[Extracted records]
================
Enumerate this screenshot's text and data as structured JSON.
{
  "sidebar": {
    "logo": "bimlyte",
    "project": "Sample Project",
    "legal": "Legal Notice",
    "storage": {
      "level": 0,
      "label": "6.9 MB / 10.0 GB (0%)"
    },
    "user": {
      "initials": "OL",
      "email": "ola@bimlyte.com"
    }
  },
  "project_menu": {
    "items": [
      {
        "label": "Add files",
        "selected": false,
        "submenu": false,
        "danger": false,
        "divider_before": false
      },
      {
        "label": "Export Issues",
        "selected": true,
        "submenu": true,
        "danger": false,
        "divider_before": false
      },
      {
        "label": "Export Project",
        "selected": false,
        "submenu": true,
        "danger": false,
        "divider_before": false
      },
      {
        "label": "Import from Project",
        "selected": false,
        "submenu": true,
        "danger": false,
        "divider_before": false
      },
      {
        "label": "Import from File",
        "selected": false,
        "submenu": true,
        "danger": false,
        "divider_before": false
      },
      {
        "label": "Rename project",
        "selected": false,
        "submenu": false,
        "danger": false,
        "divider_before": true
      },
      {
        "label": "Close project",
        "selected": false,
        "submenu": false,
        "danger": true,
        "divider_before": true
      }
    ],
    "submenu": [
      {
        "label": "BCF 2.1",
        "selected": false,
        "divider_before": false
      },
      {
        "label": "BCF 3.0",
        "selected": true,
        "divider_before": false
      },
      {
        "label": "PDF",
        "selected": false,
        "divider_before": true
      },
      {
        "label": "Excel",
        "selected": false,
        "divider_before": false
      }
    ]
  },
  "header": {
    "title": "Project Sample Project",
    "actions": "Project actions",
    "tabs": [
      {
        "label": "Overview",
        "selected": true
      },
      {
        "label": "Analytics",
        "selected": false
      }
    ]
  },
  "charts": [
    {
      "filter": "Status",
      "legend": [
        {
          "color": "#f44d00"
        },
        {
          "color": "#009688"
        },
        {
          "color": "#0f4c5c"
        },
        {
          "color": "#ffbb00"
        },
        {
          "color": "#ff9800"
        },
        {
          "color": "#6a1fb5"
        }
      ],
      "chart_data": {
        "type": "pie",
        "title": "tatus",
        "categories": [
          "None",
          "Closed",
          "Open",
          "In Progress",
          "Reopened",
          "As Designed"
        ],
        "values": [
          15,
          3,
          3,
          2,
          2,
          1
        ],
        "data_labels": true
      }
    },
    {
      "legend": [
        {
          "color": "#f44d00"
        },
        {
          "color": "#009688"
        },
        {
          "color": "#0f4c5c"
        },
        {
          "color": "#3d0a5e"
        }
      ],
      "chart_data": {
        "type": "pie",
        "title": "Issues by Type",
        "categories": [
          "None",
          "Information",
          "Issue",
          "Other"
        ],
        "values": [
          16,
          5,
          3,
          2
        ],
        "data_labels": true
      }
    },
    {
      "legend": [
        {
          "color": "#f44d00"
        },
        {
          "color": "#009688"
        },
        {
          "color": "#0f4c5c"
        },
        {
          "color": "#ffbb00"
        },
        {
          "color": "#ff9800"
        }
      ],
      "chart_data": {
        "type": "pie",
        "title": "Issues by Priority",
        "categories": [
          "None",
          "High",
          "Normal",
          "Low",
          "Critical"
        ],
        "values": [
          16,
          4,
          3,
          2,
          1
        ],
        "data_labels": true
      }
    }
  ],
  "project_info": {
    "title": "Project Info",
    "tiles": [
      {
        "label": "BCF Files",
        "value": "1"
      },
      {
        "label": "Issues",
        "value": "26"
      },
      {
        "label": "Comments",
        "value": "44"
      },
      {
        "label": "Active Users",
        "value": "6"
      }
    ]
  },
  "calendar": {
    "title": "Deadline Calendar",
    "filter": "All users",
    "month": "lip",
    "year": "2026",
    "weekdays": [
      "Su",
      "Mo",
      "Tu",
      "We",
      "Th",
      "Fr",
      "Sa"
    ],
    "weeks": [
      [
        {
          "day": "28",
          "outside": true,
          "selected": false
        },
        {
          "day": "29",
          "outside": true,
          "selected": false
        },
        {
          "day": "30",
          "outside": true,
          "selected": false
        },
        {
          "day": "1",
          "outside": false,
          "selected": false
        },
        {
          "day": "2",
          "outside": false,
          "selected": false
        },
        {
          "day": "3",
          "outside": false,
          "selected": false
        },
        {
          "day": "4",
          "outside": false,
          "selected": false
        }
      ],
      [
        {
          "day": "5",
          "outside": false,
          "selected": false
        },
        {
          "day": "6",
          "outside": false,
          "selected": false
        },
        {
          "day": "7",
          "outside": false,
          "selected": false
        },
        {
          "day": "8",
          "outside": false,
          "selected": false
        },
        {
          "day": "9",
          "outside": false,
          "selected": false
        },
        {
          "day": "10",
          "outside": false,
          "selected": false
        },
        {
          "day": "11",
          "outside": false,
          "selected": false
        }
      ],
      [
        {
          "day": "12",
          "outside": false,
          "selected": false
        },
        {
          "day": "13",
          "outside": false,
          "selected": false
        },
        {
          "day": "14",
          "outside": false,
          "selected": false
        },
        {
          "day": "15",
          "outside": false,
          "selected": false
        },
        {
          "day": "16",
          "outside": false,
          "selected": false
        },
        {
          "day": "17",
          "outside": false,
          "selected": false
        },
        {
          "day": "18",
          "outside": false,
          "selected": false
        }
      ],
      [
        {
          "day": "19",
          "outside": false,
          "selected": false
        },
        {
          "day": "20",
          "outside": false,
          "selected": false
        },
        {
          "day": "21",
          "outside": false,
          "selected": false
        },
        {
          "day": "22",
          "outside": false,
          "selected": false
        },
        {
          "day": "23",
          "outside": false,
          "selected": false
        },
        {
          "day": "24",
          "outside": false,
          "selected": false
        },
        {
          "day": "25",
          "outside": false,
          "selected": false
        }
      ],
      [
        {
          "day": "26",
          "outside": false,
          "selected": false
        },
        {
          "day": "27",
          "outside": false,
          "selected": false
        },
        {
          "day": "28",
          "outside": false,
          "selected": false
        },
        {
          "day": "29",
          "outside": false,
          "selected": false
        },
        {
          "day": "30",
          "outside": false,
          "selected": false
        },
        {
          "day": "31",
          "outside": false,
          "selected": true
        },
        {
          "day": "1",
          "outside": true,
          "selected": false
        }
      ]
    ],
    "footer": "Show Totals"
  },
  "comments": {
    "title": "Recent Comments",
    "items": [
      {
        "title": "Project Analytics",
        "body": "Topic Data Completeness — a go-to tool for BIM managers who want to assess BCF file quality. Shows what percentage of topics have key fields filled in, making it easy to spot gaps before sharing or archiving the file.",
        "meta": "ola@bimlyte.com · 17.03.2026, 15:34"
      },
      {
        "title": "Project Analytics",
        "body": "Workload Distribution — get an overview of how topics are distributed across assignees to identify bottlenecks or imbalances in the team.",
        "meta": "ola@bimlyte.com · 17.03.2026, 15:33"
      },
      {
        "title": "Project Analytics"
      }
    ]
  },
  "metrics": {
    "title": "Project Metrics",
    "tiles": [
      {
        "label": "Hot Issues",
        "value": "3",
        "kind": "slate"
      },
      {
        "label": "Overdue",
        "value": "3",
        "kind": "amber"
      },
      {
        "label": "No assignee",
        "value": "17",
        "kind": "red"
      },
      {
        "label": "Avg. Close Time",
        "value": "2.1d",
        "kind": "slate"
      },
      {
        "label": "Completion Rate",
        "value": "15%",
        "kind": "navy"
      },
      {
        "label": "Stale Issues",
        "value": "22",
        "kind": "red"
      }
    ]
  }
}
================
What you should do:
Every line in the data above that contains "from" needs to be copied.

Output of the task:
        "label": "Import from Project",
        "label": "Import from File",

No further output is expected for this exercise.